= PROBLEM STATEMENT =
Each record below should be repeated precisely as written.

= SUPPLIED MATERIAL =
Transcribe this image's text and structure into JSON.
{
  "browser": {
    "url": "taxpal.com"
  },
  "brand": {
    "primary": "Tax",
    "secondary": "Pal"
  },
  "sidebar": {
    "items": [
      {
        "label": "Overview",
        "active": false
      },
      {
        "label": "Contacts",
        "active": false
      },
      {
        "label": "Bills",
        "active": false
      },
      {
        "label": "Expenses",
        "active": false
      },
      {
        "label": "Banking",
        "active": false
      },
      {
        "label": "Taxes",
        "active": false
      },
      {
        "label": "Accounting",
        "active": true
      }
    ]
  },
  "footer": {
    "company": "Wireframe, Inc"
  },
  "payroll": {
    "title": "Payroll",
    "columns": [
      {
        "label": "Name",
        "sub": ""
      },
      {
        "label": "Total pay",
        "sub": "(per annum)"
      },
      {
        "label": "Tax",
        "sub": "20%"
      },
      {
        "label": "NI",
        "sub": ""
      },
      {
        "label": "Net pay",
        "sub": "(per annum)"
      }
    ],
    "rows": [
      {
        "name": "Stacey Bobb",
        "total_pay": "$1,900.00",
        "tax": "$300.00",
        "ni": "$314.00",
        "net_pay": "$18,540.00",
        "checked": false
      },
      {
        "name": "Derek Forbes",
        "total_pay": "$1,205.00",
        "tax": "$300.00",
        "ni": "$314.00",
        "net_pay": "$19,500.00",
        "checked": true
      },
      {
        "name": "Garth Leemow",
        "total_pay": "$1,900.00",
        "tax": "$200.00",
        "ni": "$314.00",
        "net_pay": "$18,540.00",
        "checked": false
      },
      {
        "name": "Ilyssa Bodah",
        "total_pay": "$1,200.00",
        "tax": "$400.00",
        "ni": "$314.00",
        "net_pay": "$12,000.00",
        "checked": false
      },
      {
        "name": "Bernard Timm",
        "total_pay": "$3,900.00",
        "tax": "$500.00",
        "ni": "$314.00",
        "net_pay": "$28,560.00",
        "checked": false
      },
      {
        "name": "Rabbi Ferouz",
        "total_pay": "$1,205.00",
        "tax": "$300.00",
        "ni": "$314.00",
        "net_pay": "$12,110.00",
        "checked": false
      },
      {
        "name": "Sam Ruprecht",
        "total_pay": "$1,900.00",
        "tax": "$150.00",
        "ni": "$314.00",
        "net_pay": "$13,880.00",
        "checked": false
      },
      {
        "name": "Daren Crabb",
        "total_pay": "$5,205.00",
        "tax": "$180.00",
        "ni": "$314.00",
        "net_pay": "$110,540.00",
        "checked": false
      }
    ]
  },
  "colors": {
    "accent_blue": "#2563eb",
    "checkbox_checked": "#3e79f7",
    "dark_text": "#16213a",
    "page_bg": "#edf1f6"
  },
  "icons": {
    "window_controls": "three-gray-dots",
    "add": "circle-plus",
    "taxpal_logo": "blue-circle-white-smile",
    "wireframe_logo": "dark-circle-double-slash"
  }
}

= EXERCISE RESULT =
Transcribe this image's text and structure into JSON.
{
  "browser": {
    "url": "taxpal.com"
  },
  "brand": {
    "primary": "Tax",
    "secondary": "Pal"
  },
  "sidebar": {
    "items": [
      {
        "label": "Overview",
        "active": false
      },
      {
        "label": "Contacts",
        "active": false
      },
      {
        "label": "Bills",
        "active": false
      },
      {
        "label": "Expenses",
        "active": false
      },
      {
        "label": "Banking",
        "active": false
      },
      {
        "label": "Taxes",
        "active": false
      },
      {
        "label": "Accounting",
        "active": true
      }
    ]
  },
  "footer": {
    "company": "Wireframe, Inc"
  },
  "payroll": {
    "title": "Payroll",
    "columns": [
      {
        "label": "Name",
        "sub": ""
      },
      {
        "label": "Total pay",
        "sub": "(per annum)"
      },
      {
        "label": "Tax",
        "sub": "20%"
      },
      {
        "label": "NI",
        "sub": ""
      },
      {
        "label": "Net pay",
        "sub": "(per annum)"
      }
    ],
    "rows": [
      {
        "name": "Stacey Bobb",
        "total_pay": "$1,900.00",
        "tax": "$300.00",
        "ni": "$314.00",
        "net_pay": "$18,540.00",
        "checked": false
      },
      {
        "name": "Derek Forbes",
        "total_pay": "$1,205.00",
        "tax": "$300.00",
        "ni": "$314.00",
        "net_pay": "$19,500.00",
        "checked": true
      },
      {
        "name": "Garth Leemow",
        "total_pay": "$1,900.00",
        "tax": "$200.00",
        "ni": "$314.00",
        "net_pay": "$18,540.00",
        "checked": false
      },
      {
        "name": "Ilyssa Bodah",
        "total_pay": "$1,200.00",
        "tax": "$400.00",
        "ni": "$314.00",
        "net_pay": "$12,000.00",
        "checked": false
      },
      {
        "name": "Bernard Timm",
        "total_pay": "$3,900.00",
        "tax": "$500.00",
        "ni": "$314.00",
        "net_pay": "$28,560.00",
        "checked": false
      },
      {
        "name": "Rabbi Ferouz",
        "total_pay": "$1,205.00",
        "tax": "$300.00",
        "ni": "$314.00",
        "net_pay": "$12,110.00",
        "checked": false
      },
      {
        "name": "Sam Ruprecht",
        "total_pay": "$1,900.00",
        "tax": "$150.00",
        "ni": "$314.00",
        "net_pay": "$13,880.00",
        "checked": false
      },
      {
        "name": "Daren Crabb",
        "total_pay": "$5,205.00",
        "tax": "$180.00",
        "ni": "$314.00",
        "net_pay": "$110,540.00",
        "checked": false
      }
    ]
  },
  "colors": {
    "accent_blue": "#2563eb",
    "checkbox_checked": "#3e79f7",
    "dark_text": "#16213a",
    "page_bg": "#edf1f6"
  },
  "icons": {
    "window_controls": "three-gray-dots",
    "add": "circle-plus",
    "taxpal_logo": "blue-circle-white-smile",
    "wireframe_logo": "dark-circle-double-slash"
  }
}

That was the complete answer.